→ Material shown:
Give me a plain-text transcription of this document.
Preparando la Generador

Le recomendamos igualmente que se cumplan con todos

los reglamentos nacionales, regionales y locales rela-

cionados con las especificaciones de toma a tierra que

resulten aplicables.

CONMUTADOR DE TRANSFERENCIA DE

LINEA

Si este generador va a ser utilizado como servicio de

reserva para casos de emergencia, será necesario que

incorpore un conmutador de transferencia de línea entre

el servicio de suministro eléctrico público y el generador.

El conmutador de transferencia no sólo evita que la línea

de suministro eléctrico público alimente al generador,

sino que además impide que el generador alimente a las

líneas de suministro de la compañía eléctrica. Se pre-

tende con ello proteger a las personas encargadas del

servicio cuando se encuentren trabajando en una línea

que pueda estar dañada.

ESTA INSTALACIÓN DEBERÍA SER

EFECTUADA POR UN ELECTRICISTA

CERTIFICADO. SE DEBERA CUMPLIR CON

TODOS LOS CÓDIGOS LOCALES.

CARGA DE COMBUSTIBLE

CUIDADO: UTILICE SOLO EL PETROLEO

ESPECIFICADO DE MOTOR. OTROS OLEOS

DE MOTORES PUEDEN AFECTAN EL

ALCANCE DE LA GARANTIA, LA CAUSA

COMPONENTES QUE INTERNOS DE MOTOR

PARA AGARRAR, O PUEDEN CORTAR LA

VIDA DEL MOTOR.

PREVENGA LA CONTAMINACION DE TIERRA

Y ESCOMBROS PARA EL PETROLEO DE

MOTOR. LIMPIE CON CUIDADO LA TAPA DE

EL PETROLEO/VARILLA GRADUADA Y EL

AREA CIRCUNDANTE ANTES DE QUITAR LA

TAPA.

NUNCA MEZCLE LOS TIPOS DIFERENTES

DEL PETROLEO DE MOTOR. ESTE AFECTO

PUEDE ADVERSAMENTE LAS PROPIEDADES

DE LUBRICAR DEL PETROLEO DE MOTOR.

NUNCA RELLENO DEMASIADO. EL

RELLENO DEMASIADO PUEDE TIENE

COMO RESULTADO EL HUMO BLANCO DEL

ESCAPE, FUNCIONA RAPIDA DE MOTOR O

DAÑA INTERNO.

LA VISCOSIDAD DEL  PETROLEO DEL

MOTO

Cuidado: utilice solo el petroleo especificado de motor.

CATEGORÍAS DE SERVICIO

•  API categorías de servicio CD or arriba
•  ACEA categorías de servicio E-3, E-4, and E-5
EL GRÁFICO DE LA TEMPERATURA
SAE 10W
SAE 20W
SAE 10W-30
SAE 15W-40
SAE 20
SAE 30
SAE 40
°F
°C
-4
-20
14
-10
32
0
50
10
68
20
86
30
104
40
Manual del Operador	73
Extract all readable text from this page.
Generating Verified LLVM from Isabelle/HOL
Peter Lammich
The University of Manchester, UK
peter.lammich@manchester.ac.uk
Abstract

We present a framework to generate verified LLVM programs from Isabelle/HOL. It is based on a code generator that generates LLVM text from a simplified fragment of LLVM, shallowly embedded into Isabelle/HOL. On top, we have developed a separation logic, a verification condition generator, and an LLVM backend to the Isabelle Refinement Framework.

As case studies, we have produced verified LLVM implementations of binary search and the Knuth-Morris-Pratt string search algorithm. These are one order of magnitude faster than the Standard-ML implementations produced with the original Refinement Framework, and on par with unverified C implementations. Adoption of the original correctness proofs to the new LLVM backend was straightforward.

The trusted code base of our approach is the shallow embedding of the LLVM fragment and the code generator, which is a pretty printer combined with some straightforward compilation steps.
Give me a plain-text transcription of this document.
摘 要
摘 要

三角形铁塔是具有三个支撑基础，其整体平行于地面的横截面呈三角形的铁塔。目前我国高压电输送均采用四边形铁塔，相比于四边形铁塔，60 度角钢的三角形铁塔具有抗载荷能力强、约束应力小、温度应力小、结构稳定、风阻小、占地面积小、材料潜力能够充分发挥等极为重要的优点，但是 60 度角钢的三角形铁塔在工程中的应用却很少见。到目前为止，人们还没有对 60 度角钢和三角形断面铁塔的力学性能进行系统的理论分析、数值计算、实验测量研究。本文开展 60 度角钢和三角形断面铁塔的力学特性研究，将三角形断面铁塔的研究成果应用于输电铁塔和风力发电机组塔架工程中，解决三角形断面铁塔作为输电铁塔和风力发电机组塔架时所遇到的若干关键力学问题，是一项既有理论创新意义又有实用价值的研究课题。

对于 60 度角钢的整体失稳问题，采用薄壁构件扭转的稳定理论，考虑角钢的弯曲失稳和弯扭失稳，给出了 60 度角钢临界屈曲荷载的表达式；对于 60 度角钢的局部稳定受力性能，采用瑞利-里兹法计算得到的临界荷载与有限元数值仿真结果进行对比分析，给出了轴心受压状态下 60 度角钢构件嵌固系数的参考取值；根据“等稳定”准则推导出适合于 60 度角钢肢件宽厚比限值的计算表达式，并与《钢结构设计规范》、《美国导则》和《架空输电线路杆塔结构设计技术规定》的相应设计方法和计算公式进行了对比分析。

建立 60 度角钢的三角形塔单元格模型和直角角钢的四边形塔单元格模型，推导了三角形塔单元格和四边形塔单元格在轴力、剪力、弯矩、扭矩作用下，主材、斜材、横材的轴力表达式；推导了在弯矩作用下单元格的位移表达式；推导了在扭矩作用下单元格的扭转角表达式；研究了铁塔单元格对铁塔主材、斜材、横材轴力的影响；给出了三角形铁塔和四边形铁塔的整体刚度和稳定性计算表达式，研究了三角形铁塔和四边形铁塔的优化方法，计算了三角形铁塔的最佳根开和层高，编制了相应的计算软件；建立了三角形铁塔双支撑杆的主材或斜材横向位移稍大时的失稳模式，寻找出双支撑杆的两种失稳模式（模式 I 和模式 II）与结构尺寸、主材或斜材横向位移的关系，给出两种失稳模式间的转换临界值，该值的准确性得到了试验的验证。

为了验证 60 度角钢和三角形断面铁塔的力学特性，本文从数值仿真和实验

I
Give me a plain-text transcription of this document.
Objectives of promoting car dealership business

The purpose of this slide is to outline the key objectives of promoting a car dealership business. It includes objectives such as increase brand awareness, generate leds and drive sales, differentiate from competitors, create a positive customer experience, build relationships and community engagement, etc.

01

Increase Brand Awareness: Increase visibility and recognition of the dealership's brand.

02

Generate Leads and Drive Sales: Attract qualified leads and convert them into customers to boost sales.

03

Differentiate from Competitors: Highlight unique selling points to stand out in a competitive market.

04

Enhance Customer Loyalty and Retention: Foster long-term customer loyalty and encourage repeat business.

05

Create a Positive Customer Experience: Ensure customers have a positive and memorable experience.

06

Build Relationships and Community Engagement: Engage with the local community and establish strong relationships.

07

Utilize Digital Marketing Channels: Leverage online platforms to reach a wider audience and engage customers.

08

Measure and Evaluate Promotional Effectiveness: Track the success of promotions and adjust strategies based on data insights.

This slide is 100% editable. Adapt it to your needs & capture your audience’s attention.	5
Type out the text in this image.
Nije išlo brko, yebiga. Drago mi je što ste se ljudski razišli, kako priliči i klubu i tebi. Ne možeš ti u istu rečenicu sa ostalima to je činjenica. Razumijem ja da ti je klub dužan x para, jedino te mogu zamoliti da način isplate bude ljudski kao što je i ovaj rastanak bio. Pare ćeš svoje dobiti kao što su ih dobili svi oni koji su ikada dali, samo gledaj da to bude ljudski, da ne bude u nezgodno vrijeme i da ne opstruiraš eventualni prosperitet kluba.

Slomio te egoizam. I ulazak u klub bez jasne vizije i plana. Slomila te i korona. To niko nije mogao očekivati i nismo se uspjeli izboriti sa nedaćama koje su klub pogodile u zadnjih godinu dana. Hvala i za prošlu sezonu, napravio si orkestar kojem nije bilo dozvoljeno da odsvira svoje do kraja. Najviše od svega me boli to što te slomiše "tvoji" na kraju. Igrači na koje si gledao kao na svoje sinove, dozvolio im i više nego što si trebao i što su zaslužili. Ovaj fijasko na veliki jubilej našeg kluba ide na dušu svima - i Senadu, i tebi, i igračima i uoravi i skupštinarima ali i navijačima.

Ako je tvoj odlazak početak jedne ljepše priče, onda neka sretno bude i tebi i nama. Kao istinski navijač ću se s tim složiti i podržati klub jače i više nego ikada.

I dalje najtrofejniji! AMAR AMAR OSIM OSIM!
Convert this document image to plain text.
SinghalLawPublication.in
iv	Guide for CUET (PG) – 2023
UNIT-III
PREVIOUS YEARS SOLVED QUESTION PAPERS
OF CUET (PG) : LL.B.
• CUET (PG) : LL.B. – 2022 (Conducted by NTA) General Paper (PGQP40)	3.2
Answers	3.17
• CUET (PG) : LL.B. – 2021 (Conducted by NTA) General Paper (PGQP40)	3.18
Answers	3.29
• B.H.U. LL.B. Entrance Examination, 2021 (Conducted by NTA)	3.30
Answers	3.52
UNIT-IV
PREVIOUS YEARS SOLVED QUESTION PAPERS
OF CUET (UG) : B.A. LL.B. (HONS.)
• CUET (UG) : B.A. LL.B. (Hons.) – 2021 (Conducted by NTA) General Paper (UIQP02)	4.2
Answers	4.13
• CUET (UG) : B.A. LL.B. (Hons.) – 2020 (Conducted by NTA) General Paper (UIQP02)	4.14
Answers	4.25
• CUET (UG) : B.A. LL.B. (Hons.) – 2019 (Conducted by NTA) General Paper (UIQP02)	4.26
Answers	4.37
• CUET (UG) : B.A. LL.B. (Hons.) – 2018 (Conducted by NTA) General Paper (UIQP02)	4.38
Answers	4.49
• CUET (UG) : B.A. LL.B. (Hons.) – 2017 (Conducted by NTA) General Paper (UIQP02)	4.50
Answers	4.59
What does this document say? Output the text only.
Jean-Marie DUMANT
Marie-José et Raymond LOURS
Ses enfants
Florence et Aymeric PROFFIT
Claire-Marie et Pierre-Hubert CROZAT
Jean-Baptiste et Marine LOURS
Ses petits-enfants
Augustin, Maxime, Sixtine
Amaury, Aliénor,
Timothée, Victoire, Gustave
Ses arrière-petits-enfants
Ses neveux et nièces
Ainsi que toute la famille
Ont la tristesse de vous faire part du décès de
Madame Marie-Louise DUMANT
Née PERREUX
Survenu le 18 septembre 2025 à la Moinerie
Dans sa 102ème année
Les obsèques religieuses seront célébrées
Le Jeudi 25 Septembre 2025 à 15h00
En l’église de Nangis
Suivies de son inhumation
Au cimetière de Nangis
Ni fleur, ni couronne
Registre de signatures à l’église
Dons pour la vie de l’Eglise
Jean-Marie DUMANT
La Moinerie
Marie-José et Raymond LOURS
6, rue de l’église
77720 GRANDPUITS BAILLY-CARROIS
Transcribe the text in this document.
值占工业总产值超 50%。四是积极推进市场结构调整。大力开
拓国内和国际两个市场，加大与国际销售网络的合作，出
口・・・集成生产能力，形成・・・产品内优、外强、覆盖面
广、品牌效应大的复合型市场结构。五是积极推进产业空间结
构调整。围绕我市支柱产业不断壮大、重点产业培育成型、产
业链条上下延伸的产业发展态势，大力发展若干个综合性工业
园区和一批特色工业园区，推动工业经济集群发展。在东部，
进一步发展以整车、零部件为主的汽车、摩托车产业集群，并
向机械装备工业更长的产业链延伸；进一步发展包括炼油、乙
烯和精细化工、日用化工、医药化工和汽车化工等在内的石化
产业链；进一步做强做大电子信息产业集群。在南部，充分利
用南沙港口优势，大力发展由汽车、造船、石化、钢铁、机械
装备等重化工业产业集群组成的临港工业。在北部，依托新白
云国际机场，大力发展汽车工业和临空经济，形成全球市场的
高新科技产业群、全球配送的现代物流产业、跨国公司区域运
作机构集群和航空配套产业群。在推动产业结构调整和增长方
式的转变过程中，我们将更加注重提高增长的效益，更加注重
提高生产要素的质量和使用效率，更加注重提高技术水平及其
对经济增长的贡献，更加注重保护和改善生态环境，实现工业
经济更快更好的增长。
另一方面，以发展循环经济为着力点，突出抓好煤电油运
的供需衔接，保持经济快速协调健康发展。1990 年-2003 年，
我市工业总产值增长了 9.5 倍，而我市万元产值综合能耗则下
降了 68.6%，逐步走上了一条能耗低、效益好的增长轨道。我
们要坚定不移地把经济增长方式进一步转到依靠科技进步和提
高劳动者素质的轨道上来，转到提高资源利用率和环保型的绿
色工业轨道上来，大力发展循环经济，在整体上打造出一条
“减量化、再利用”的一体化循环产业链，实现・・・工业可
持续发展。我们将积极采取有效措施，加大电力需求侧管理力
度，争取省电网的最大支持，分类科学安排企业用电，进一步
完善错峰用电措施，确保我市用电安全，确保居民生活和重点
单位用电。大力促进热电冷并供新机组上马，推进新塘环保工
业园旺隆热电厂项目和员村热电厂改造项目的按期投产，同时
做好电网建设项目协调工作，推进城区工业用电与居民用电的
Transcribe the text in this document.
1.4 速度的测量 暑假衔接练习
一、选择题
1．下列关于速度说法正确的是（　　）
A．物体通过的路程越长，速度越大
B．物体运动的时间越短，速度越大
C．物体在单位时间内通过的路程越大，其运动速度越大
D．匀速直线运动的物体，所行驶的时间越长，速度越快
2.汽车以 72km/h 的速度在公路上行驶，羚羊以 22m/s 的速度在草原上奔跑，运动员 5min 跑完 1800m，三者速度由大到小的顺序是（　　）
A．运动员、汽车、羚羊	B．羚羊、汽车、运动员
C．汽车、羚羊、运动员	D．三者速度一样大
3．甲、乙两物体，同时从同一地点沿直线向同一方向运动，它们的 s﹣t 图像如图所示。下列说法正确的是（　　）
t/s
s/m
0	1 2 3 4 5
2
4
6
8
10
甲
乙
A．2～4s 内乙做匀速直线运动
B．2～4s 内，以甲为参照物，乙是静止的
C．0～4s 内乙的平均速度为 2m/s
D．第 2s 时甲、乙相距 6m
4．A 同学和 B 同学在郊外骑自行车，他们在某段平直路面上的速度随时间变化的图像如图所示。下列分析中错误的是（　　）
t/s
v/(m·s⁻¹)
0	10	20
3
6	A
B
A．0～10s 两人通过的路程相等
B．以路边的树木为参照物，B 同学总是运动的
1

→ What is required: A line counts if it holds the word "Conducted". Work out how many lines in the listing count, and give only that number.

→ Answer for this exercise: 8